What you will do - Find the lines in these entries that include the word "JSON" and state how many there are, with no other words.

(Figure contents as structured data)
-*-*-

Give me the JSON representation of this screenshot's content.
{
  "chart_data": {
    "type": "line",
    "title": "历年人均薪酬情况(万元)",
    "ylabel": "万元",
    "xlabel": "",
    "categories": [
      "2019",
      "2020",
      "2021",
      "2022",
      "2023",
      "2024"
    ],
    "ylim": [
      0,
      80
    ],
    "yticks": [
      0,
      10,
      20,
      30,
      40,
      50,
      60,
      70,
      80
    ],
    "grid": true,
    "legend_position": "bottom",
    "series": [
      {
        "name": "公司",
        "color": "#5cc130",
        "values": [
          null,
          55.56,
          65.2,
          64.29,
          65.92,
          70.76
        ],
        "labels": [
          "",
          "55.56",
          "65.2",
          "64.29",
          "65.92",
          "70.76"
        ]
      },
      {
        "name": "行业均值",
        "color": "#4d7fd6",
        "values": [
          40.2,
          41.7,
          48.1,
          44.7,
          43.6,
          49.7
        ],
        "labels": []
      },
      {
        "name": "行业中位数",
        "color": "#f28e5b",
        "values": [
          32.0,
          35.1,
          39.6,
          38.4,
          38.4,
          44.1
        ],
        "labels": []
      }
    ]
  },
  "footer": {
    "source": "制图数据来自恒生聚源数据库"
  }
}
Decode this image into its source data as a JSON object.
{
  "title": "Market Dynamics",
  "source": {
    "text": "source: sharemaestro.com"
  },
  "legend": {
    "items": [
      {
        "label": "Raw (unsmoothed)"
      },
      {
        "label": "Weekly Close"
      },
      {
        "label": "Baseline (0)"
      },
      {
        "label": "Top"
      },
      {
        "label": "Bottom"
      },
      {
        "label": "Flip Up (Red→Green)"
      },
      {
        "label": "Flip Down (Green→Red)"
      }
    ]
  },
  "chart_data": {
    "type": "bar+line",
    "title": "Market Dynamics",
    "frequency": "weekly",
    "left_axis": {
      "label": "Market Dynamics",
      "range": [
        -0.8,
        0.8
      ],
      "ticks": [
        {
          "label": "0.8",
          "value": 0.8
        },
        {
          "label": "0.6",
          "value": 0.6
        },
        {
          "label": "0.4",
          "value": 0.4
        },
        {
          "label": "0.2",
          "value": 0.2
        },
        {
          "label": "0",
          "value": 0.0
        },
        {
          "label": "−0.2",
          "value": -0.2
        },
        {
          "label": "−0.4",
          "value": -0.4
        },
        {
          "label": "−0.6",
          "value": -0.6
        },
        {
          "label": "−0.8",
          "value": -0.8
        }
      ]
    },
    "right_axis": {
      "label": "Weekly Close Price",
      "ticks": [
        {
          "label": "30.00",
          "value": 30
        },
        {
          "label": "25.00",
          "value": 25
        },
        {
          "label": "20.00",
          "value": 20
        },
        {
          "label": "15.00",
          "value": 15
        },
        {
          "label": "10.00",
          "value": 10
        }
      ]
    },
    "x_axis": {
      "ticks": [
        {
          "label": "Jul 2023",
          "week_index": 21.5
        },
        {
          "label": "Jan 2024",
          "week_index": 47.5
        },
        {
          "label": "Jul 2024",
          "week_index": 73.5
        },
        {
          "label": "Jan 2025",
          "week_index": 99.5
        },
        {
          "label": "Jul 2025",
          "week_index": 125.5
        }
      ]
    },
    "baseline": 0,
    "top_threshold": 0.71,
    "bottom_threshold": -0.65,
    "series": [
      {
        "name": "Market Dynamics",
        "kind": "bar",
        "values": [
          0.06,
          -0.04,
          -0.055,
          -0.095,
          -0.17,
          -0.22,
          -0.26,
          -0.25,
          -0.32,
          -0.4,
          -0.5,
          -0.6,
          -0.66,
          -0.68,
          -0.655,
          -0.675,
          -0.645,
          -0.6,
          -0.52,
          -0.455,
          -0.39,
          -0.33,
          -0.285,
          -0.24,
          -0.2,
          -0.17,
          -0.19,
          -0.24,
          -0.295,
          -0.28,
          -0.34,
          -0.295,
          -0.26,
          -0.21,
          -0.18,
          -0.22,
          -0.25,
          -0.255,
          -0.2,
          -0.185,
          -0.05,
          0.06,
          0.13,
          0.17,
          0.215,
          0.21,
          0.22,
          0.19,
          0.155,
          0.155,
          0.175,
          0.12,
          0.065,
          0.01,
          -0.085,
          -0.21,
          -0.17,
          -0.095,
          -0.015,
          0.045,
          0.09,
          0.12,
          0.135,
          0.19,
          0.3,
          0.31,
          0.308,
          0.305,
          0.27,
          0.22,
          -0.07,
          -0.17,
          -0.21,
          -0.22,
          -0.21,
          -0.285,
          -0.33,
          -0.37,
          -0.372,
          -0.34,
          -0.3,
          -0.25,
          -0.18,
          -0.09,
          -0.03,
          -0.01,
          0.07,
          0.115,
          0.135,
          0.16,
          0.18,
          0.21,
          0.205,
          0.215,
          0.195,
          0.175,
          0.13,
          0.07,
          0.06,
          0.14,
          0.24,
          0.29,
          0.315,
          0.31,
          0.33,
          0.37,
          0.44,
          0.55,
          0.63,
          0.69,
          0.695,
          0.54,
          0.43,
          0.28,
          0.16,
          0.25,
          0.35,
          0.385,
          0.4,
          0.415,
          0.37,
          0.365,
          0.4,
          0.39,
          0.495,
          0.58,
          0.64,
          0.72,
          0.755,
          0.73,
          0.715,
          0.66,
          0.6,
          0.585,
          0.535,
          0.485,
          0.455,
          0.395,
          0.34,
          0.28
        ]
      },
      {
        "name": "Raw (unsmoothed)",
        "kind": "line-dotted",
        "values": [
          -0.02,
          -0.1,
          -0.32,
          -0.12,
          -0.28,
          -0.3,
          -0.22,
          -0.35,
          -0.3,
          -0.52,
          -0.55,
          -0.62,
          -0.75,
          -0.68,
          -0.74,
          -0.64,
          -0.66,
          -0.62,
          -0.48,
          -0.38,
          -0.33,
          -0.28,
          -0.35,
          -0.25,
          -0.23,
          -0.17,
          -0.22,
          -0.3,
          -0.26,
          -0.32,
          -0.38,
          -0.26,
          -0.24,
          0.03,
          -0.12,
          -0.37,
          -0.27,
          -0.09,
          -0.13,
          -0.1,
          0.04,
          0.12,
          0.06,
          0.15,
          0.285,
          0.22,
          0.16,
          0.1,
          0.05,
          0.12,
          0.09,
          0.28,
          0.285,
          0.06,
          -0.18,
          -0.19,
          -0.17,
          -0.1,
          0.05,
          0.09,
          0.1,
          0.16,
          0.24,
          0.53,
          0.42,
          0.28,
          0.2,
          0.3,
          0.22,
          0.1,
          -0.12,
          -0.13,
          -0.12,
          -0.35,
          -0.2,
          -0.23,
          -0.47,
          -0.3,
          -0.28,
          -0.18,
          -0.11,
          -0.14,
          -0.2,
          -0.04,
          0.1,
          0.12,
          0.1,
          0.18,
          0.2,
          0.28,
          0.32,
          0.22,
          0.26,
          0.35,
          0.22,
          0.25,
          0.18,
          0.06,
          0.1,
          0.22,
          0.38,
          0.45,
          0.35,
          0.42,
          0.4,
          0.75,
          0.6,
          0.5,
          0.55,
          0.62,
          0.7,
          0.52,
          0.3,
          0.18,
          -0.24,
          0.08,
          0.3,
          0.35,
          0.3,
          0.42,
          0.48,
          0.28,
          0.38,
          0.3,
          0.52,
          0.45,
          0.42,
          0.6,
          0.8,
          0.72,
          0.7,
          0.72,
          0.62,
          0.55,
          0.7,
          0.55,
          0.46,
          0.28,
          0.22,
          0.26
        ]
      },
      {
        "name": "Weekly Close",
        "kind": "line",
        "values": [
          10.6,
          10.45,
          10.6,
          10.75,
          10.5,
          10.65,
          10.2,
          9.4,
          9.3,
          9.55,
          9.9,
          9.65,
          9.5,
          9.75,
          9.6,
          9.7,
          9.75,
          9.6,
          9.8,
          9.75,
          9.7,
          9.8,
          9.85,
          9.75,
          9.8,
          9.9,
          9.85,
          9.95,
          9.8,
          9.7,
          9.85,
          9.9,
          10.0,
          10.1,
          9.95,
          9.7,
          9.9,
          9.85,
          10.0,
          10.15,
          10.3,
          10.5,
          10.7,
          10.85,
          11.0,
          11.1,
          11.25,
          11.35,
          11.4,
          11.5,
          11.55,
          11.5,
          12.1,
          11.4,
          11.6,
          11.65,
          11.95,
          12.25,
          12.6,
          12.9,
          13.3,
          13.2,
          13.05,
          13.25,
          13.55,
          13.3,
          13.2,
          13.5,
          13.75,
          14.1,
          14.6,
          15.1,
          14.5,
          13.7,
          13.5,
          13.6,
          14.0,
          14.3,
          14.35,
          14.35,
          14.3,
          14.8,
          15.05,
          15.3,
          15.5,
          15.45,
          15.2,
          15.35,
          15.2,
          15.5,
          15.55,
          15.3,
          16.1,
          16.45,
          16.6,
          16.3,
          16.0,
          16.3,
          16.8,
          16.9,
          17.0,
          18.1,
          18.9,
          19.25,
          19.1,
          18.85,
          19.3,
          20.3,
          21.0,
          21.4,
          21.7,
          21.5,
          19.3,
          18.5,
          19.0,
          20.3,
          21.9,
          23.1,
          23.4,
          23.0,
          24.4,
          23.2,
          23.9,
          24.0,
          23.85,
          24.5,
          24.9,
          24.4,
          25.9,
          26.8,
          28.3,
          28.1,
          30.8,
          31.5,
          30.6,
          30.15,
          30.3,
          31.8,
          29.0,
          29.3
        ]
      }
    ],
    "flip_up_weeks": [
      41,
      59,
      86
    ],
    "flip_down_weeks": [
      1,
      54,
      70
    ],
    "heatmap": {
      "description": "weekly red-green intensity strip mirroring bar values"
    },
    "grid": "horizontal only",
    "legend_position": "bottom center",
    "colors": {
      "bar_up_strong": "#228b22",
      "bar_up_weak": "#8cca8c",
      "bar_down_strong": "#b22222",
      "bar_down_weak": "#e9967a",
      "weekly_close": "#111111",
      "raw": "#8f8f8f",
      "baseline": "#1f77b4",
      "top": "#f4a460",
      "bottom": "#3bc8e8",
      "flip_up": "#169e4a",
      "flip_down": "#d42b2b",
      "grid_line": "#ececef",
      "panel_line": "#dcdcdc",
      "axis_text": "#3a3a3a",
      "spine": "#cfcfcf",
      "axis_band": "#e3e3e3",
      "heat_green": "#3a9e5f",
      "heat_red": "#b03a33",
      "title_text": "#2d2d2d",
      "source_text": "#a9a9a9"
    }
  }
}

-*-*-

Task response - 2